▸ **INFORMATION GIVEN**

_ _ _ _ _ _ _

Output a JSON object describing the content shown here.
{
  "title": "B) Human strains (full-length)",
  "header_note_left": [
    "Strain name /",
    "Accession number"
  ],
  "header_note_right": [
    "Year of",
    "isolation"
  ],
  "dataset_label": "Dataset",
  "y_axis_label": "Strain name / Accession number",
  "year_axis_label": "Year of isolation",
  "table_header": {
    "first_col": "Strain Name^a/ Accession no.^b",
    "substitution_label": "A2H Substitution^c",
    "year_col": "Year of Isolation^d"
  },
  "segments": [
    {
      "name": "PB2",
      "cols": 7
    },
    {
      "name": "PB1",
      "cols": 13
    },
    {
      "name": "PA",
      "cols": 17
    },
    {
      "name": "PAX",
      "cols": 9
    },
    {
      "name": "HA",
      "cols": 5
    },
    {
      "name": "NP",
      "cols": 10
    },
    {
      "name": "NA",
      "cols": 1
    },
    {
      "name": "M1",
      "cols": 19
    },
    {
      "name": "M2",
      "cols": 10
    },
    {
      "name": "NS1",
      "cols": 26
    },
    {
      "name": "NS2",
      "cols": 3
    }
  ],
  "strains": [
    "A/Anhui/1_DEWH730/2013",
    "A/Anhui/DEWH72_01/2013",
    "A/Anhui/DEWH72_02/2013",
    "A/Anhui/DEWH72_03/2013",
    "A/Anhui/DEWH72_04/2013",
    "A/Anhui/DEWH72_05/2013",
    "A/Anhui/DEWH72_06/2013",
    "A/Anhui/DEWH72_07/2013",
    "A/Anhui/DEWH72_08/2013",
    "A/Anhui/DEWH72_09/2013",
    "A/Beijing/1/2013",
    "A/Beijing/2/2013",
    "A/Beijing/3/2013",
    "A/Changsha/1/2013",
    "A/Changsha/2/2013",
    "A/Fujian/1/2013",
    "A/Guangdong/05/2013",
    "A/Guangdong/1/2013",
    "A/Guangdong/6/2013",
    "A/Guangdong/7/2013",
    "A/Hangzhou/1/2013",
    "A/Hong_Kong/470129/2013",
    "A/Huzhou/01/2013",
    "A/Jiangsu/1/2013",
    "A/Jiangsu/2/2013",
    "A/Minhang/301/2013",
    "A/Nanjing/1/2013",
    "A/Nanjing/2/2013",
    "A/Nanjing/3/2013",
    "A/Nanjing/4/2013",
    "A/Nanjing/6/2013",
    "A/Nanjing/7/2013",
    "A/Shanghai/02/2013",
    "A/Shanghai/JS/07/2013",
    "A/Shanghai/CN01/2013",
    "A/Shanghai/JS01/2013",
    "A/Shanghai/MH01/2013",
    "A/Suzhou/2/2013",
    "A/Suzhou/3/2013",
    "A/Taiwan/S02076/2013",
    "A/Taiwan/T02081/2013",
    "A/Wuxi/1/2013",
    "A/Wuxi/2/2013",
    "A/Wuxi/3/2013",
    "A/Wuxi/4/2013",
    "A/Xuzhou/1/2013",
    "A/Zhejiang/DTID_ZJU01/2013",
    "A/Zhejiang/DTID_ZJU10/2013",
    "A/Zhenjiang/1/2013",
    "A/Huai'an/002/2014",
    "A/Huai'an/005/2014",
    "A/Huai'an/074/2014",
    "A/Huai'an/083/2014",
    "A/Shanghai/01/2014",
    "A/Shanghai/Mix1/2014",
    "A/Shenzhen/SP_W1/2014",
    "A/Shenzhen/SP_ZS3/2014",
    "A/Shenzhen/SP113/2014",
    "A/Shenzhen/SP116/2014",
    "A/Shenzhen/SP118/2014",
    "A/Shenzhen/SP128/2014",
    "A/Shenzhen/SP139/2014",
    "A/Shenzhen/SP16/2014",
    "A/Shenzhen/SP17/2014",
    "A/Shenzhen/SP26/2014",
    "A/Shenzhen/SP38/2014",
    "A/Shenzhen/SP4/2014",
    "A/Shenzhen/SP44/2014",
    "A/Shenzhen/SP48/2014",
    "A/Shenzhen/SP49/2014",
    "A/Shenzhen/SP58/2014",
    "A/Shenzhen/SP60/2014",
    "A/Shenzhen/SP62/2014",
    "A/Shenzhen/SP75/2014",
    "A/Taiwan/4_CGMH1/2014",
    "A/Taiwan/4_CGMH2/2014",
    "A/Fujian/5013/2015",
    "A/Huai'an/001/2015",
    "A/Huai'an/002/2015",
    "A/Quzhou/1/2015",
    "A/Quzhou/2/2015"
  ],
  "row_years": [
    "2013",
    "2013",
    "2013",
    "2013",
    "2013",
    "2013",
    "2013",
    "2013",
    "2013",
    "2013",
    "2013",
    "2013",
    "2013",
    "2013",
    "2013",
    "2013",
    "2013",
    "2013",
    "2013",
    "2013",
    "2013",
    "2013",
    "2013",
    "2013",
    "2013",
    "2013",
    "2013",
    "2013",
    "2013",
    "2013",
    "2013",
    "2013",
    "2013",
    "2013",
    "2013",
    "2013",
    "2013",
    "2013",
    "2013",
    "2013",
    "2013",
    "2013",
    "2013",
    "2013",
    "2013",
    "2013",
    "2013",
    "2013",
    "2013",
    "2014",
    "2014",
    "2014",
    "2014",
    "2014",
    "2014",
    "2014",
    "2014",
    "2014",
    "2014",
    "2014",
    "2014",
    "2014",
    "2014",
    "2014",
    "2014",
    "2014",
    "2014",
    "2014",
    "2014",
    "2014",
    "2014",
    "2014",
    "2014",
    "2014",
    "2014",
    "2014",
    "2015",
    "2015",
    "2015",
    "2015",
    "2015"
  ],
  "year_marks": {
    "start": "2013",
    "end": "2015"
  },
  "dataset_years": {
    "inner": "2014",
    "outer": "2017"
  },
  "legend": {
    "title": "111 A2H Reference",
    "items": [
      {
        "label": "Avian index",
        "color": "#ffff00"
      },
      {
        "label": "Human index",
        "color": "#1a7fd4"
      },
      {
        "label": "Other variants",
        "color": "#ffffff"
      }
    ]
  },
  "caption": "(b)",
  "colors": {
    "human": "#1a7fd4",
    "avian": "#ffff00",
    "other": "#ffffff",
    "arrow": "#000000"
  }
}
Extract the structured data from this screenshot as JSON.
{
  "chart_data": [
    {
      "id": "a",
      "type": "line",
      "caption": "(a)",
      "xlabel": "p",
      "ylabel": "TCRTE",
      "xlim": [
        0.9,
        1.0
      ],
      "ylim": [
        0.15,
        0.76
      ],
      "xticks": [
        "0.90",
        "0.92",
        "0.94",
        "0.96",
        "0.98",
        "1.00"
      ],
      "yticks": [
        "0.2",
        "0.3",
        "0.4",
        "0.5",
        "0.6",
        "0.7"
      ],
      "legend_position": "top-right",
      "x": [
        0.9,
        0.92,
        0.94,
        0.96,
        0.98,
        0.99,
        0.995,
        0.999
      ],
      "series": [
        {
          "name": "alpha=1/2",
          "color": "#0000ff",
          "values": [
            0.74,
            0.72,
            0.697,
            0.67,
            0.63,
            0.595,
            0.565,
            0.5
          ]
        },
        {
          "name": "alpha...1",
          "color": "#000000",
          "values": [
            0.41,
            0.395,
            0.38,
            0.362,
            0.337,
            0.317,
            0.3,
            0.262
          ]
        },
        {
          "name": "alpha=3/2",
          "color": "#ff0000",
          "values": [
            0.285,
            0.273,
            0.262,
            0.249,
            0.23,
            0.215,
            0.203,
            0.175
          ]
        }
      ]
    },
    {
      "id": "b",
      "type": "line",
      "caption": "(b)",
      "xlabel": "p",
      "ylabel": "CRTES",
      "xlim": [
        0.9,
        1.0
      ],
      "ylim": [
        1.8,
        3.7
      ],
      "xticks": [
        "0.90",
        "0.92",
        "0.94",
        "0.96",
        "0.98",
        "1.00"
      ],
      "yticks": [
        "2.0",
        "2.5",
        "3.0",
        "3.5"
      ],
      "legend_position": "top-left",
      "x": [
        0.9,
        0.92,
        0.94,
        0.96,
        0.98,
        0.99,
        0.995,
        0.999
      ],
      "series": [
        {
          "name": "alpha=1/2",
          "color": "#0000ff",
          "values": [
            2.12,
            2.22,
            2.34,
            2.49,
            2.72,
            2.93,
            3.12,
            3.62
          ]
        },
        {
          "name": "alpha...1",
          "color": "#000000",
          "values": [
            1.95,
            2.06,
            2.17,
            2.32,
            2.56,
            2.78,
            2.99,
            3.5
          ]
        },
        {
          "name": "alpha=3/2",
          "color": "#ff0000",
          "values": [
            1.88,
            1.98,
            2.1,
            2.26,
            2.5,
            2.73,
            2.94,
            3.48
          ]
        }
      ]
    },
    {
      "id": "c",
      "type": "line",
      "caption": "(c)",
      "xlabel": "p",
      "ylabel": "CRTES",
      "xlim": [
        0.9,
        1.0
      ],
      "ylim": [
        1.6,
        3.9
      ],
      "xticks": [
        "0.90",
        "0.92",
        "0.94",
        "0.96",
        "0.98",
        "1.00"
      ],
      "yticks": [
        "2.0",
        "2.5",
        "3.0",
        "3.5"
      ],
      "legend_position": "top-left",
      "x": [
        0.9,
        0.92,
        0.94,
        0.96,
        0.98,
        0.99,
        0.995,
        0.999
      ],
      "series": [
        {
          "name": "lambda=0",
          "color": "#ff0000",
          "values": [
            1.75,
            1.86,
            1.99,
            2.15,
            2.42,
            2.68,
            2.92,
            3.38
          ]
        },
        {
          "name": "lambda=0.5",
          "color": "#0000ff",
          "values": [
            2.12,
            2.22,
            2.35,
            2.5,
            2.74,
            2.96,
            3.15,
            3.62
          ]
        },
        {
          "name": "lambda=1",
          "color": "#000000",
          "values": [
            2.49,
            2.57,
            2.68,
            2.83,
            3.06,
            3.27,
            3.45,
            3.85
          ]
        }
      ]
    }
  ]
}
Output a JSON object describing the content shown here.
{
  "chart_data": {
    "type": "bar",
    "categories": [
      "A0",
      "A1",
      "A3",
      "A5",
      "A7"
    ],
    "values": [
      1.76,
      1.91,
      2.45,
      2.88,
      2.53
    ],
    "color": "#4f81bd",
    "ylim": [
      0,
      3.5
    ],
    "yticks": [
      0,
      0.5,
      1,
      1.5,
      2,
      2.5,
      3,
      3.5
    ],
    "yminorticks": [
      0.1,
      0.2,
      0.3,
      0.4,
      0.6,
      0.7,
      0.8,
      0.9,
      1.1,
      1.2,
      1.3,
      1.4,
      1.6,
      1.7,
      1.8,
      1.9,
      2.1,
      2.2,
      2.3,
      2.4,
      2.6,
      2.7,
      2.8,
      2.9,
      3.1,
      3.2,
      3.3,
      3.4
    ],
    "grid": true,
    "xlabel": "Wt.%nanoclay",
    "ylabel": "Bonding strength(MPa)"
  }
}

_ _ _ _ _ _ _

▸ **REQUIRED TASK**
Report how many lines in the listing include the word "Guangdong". Give nothing but the count.

▸ **CORRECT RESULT**
4